▶ TEXT SECTION:
We were on one of the longest flights. Johannesburg to New York (over 17 hours).

We arrived at JFK airport on Thanksgiving weekend, Friday evening. What a shock. On exiting the plane I thought I was living in a canning factory. JFK was so busy with people. Outside, we were once again bombarded with advertising and the loudness of the city. Taxis and buses and just loud people. New Yorkers are loud, I suppose that’s what comes from living in a canning factory?

Shopping in New York was also a learning curve. Most shop assistants in the area where we stayed had no time for you if they figure you are just browsing. It was an attitude of ‘hey dude are you going to buy something or are you just wasting my time.’ This attitude was forthcoming mostly from men with the dark stubble of Italian descent. There we were thinking we were in a real-life mafia movie.

We saw all the main sights, in each state, we spent a lot of time on the ‘New Jersey Turnpike’ getting out of New York, on the Sunday of Thanksgiving weekend, stupidly thinking that it was a Sunday, and traffic would be better, not on Thanksgiving it isn’t!

People leaving or returning to the Big Apple was a nightmare. Also, we had hired a car and had to now figure out driving on the right-hand side of the road, we ended up in one-way streets with headlights heading our way, and received the native New York language called ‘abuse’.

As we traveled south from New York through Washington DC, Virginia, North Carolina, Georgia, people seemed to be a lot more relaxed and friendly. Then we got to Florida, beautiful and warm even though it was winter. We stopped at a Wendy’s and were told by a ‘priest’ that we had chosen the wrong restaurant.

He was an undercover cop, and all the people inside the restaurant were cops too. This was in Miami. They were carrying out an operation to apprehend some Columbian drug lord, so we slowly made our way out of there, and that was something to remember. We were all majorly excited and wanted to stay and watch until sanity prevailed when one of our friends said. “I can see the headlines, dumb African tourists, killed in police shoot out with Colombian drug lord.”

We flew to Oklahoma from Florida and then drove to Texas to watch a rodeo and monster trucks because that’s what you do.

‘Y’all’ became the adopted introduction to anything we said to each other. The ‘southern drawl was so thick in places like Oklahoma and Tennessee that we found it difficult to understand the accents. The friendliest people in this part of the USA. But I suppose it’s because we knew the people in these states. I couldn’t believe the serving sizes of meals and the portions at restaurants. We ate amazing steaks in San Antonio and then we went back to Oklahoma to go skiing in Colorado (Breckenridge). The people we were staying with within Oklahoma had a cottage in Breckenridge. The guy was a wealthy Oklahoman banker.

What did I learn?

Too much to write here, but here is some of it.

I learned the USA is diverse, the people all belong to one country but the attitudes, the music, the food differs from north to south. Rap music was blaring in the north and northeast. Break dancing and hip hop to accompany the rap. Then soul and blues in New Orleans, and the Cajun cuisine, spicy and very tasty. Country music and two-stepping, rodeos and ‘mad nutter’ cowboys riding bulls and driving monster trucks in the south.

▶ DATASET RECORDS:
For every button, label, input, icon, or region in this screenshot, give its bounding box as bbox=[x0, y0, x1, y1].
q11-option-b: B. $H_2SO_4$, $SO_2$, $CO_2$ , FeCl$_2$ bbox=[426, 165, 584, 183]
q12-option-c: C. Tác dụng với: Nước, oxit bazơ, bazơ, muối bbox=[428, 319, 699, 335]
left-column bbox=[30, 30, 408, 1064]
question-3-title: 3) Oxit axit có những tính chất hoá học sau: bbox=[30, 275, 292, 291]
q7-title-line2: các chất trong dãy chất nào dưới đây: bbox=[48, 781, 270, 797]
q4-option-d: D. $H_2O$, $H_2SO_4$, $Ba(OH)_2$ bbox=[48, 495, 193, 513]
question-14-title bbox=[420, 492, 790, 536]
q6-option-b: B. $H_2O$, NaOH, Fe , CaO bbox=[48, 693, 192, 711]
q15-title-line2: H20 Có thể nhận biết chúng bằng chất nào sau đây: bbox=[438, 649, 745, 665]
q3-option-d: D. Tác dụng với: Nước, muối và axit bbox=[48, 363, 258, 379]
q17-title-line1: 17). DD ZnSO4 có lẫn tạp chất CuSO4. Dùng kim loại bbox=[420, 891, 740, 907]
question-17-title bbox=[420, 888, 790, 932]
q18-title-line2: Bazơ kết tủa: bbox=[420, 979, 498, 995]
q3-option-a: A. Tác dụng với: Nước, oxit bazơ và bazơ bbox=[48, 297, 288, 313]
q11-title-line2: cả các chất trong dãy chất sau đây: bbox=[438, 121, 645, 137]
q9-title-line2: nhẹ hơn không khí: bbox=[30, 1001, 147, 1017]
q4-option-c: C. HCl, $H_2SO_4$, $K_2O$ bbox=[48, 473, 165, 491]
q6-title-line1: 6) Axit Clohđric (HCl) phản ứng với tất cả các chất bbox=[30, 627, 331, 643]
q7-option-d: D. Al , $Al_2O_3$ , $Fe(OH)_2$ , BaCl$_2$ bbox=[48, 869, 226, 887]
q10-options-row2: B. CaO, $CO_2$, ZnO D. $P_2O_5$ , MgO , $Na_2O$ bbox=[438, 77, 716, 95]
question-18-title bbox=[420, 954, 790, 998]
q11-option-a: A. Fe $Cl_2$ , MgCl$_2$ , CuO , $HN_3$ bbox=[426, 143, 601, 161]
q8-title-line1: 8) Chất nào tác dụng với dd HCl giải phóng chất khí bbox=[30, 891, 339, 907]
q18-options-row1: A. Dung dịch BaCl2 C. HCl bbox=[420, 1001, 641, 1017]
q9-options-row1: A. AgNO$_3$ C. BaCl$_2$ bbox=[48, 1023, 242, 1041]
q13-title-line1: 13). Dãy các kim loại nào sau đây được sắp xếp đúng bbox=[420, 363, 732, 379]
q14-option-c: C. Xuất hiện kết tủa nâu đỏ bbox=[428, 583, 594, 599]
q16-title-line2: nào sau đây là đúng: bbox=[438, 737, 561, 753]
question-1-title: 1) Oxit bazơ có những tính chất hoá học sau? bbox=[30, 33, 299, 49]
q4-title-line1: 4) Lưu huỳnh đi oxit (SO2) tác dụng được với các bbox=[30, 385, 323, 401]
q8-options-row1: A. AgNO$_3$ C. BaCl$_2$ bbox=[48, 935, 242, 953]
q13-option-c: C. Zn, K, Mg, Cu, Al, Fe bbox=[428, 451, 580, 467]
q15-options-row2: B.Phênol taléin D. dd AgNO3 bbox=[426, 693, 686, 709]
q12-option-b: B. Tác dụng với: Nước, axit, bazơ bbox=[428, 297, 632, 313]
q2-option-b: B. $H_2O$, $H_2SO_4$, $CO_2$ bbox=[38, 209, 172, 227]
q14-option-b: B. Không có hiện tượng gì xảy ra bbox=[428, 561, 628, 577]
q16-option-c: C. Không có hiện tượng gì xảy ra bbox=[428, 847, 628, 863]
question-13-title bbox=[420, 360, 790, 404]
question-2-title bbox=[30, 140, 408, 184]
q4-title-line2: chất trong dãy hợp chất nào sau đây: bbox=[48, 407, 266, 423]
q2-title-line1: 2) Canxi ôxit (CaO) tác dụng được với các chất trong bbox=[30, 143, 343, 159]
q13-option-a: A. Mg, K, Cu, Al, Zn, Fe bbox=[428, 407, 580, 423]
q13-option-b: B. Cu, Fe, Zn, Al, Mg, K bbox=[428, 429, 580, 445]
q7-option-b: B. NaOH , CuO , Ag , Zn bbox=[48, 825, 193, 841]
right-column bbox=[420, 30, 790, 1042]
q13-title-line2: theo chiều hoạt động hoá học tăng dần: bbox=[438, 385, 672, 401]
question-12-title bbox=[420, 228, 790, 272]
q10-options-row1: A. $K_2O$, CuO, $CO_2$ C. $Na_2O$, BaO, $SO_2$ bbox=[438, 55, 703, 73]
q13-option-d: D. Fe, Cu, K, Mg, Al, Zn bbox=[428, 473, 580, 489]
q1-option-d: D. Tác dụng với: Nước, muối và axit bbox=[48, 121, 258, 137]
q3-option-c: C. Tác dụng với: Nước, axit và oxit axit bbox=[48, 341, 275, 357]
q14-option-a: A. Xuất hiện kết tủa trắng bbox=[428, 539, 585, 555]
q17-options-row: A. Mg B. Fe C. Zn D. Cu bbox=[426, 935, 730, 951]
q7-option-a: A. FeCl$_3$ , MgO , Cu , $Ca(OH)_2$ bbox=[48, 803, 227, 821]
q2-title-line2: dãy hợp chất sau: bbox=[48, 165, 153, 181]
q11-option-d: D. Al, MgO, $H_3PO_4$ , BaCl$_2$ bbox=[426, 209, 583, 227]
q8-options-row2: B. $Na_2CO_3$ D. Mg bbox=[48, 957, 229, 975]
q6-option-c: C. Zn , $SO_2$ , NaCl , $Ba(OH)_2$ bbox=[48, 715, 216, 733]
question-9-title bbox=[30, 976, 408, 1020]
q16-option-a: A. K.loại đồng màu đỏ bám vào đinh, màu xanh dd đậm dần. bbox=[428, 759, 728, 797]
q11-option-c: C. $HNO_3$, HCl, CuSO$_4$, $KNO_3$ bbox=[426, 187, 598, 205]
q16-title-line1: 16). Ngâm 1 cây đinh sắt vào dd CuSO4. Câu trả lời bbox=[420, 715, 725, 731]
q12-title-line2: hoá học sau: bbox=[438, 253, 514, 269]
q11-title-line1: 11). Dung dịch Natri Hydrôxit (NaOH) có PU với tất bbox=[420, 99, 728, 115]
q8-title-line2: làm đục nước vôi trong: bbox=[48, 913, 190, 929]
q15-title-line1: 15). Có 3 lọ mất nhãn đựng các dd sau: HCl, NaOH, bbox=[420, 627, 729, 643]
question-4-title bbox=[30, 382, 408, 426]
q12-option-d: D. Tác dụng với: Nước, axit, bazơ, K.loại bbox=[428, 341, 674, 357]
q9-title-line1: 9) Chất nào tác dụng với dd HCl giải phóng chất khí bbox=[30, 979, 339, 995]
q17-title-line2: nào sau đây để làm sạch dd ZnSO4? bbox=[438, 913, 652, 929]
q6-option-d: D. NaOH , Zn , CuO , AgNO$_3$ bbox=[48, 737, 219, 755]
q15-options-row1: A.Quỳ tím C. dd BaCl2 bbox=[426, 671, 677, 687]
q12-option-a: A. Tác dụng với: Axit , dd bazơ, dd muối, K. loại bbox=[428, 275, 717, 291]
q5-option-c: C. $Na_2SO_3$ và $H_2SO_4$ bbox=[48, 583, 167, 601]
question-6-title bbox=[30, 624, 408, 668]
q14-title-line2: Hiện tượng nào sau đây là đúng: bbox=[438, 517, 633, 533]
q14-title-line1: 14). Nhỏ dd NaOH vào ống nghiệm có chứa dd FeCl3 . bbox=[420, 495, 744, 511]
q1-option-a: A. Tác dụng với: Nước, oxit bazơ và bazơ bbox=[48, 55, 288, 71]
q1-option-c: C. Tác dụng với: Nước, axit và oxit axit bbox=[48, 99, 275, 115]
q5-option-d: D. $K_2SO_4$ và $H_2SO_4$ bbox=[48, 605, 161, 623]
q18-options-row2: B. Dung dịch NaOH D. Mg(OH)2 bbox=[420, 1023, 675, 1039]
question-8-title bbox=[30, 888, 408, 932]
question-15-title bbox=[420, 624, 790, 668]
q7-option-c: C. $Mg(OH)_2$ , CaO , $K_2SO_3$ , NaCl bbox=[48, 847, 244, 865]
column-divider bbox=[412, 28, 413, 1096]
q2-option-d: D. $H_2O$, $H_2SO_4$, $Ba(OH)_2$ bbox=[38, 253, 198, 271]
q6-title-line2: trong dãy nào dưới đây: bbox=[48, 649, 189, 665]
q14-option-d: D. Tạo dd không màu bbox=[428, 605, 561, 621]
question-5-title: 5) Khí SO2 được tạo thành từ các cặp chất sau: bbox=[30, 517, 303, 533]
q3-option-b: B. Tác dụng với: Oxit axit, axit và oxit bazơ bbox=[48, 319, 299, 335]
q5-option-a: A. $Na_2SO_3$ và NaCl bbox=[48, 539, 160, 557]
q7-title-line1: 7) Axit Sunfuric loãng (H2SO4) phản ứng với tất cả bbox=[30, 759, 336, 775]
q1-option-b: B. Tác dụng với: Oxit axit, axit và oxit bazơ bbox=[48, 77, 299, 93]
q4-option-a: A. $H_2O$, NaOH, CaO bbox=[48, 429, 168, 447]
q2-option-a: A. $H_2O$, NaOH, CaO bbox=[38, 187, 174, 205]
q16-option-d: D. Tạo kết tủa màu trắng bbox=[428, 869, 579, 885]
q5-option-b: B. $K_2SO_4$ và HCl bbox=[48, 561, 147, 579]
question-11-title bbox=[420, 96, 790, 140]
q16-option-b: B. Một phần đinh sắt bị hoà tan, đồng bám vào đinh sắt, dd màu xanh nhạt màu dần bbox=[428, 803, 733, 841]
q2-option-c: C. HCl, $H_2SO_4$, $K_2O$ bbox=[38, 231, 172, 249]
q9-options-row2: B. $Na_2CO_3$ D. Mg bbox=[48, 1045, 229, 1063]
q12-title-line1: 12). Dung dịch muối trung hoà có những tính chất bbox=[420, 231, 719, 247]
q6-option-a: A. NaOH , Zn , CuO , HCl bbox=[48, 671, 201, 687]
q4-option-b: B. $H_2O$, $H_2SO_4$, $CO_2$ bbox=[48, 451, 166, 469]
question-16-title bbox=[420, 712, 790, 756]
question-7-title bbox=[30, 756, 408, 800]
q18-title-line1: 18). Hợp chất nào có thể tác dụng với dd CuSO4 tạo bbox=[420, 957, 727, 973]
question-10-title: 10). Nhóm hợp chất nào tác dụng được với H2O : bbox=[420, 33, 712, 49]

▶ STATED EXERCISE:
Carry on the travel story about the trip across the USA, picking up right after its last sentence. The records are separate material and unrelated to the travel story.

▶ ANSWER FOR THIS EXERCISE:
The west coast seemed sophisticated and innovative, and the east coast more conservative and retiree-focused, with a definite Hispanic influence, and Cuban lounge-type atmosphere.

The USA was larger and more intense than I had imagined. Each state proud of its home team, in basketball, football, and baseball.

I got to meet ‘corn dogs’ and Sbarro Pizza in New York. Large pretzels and roasted chestnuts from street vendors. Stacked pancakes at the pancake and waffle house in Virginia. I couldn’t believe someone could eat that much with syrup. I finished none of my meals there. I was introduced to ‘biscuits’ way differently from the biscuits I was used to at Arby’s. Then came Taco Bell and Taco Bueno. Nachos and cheese (or melted yellow goo that looks like cheese and tastes a little like it.). I had never had bacon with syrup before, but that too was part of the learning curve. Waffles for breakfast? That was a dessert for us, not breakfast food.

The USA certainly has fast food sorted, perfect for us students except I put on 20 pounds in two months. My sister walked right past me at the airport and wasn’t aware that the fat kid waving at her was her brother. I had returned, with my LA Laker’s cap on and my 49'ers jumper.

The friendliest people I ever met in any foreign country were in the USA. They were very hospitable and just fun to be with and talk to. They took an interest in us and our country, and I didn’t experience the so-called ‘insular’ Americans that so often people speak about.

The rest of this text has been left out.